Records contained in a dataset
/---

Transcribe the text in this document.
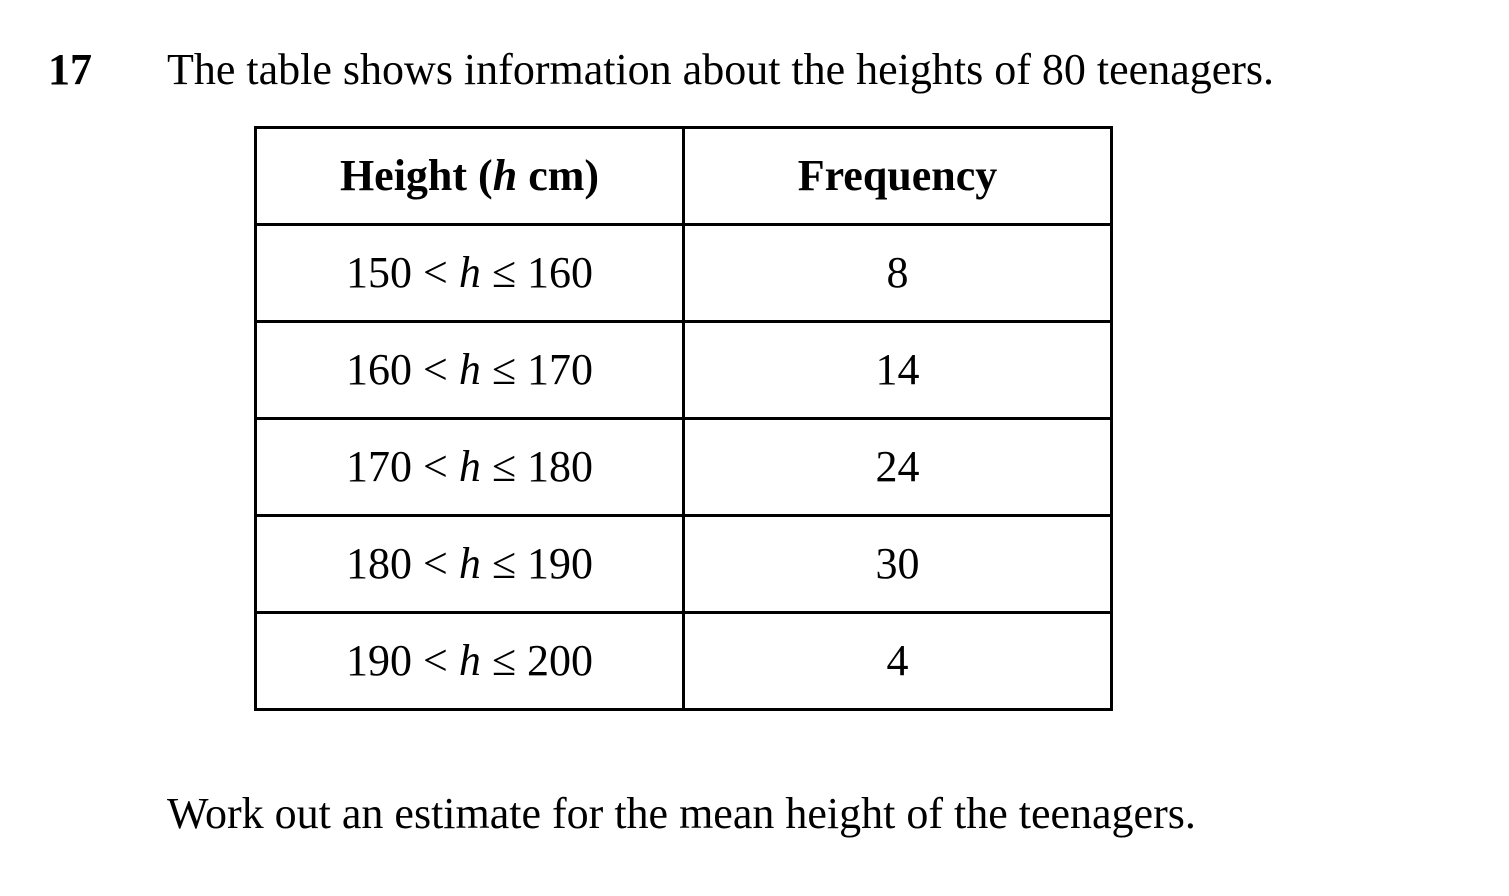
17 The table shows information about the heights of 80 teenagers.
Height (h cm)	Frequency
150 < h ≤ 160	8
160 < h ≤ 170	14
170 < h ≤ 180	24
180 < h ≤ 190	30
190 < h ≤ 200	4
Work out an estimate for the mean height of the teenagers.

\---

What the task asks: Repeat the lines above exactly, and keep every picture out.

Result for this task:
Transcribe the text in this document.
17 The table shows information about the heights of 80 teenagers.
Height (h cm)	Frequency
150 < h ≤ 160	8
160 < h ≤ 170	14
170 < h ≤ 180	24
180 < h ≤ 190	30
190 < h ≤ 200	4
Work out an estimate for the mean height of the teenagers.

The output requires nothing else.